### WHAT IS NEEDED
Check every line below for the word "rotateX" and show those that hold it.

[Entries taken from a collection]

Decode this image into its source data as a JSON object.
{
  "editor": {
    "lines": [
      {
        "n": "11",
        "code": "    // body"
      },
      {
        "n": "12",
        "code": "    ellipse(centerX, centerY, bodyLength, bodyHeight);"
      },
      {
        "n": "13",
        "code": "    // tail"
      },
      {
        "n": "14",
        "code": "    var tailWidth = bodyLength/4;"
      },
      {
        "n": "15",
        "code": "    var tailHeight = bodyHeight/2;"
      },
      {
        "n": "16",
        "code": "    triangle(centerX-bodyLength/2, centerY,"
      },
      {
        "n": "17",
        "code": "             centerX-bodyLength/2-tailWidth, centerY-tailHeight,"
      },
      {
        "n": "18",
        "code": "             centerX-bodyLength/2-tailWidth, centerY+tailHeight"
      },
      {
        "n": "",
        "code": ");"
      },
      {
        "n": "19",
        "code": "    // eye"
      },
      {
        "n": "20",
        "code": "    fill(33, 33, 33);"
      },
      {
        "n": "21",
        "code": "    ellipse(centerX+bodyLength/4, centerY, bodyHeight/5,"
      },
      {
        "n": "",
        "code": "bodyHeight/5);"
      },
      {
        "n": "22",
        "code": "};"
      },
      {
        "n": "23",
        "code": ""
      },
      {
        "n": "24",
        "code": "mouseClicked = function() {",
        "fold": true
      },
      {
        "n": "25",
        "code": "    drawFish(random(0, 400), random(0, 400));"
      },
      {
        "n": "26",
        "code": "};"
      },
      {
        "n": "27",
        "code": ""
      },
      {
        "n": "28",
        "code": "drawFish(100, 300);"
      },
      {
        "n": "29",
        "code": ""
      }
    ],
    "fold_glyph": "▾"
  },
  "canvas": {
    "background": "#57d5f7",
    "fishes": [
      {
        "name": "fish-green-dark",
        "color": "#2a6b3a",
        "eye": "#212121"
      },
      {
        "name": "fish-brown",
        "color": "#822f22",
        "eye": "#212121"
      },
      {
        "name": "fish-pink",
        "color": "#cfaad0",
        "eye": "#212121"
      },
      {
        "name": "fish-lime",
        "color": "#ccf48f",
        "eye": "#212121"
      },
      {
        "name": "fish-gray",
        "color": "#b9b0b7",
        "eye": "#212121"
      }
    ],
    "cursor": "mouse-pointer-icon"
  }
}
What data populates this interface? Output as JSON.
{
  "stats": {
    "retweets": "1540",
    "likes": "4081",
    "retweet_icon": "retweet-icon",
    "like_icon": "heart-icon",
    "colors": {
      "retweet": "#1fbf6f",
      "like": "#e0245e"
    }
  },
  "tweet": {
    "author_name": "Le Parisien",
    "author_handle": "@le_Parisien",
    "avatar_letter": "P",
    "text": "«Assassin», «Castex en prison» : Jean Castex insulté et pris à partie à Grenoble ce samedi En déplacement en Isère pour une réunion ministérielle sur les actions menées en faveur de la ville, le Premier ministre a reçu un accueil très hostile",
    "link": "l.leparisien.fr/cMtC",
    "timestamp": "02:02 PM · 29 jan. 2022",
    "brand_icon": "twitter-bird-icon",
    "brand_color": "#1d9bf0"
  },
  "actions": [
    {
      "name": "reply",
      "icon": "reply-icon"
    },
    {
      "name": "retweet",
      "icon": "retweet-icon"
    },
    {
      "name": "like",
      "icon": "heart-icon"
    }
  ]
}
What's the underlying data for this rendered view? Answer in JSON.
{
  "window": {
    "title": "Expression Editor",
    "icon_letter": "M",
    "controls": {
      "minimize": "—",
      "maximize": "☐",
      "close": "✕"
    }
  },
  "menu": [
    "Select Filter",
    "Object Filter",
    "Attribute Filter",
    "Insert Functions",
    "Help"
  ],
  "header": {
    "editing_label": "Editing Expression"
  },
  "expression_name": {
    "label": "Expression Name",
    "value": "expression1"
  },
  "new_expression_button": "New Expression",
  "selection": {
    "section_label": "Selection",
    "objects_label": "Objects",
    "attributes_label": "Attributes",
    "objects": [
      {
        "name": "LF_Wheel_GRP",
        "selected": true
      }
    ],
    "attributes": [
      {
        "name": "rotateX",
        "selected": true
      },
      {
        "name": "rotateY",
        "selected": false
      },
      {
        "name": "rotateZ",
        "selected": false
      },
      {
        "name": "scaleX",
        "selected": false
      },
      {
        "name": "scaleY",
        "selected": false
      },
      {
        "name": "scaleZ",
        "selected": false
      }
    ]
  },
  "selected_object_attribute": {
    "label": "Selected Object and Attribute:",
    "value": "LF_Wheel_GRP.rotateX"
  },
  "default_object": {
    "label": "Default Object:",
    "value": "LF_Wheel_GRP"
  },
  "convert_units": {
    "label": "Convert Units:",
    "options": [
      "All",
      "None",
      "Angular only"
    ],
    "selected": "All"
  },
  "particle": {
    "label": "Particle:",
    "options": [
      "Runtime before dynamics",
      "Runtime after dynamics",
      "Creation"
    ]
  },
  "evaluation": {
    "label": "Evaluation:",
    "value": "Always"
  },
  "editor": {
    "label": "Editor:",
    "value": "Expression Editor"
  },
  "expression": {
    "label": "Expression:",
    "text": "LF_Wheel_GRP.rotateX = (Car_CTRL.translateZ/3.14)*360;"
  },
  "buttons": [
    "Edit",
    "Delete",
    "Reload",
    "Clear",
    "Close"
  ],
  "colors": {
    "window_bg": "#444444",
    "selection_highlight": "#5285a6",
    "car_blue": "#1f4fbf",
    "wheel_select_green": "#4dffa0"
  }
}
---
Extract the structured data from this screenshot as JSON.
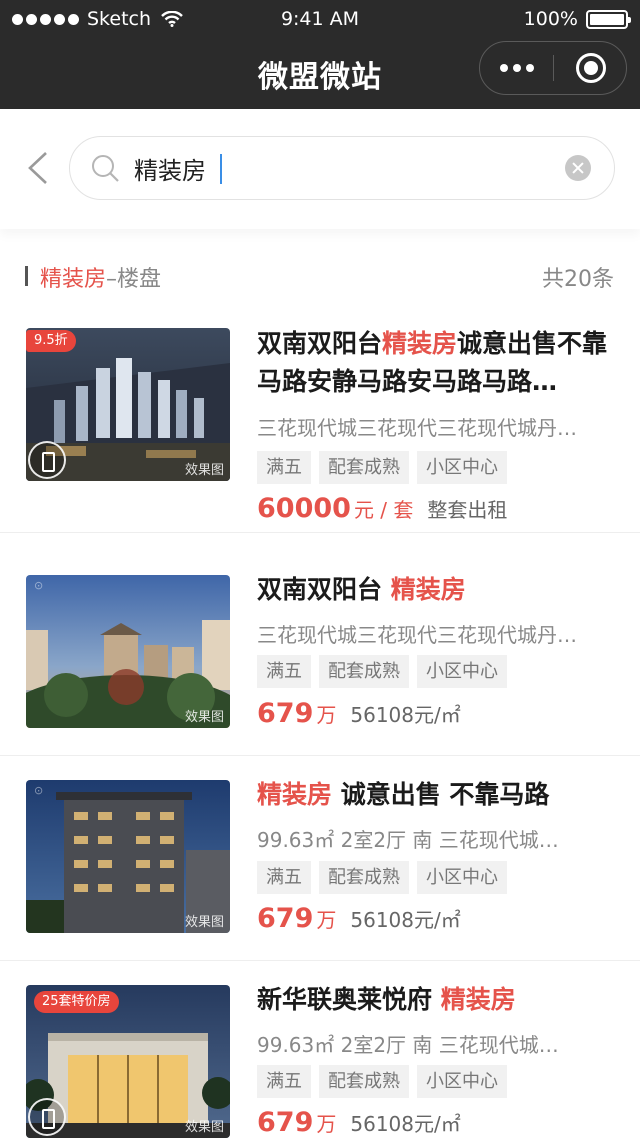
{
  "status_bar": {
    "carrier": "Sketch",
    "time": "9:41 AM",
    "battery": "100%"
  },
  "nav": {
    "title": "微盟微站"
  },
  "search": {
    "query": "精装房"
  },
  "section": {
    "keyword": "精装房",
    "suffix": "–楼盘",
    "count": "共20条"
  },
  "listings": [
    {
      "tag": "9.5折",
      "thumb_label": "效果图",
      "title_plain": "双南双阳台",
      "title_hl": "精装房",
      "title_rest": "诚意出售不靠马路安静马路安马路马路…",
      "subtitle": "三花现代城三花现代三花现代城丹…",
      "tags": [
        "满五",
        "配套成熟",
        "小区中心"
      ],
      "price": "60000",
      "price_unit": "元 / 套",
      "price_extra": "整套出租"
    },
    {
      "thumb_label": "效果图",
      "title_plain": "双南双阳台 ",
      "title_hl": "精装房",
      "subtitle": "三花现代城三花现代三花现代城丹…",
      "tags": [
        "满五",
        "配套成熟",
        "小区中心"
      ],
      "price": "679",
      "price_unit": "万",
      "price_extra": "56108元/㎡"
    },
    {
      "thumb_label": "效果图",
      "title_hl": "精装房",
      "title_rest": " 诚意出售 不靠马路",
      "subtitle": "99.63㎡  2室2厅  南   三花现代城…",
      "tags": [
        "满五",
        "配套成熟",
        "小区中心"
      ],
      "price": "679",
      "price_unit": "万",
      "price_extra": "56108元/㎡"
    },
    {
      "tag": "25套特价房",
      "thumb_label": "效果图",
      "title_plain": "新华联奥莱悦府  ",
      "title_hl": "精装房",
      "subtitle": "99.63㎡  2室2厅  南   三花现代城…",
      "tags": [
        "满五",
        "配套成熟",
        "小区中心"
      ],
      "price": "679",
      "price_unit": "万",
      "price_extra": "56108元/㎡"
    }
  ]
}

### FINAL RESULT
        "name": "rotateX",
    "value": "LF_Wheel_GRP.rotateX"
    "text": "LF_Wheel_GRP.rotateX = (Car_CTRL.translateZ/3.14)*360;"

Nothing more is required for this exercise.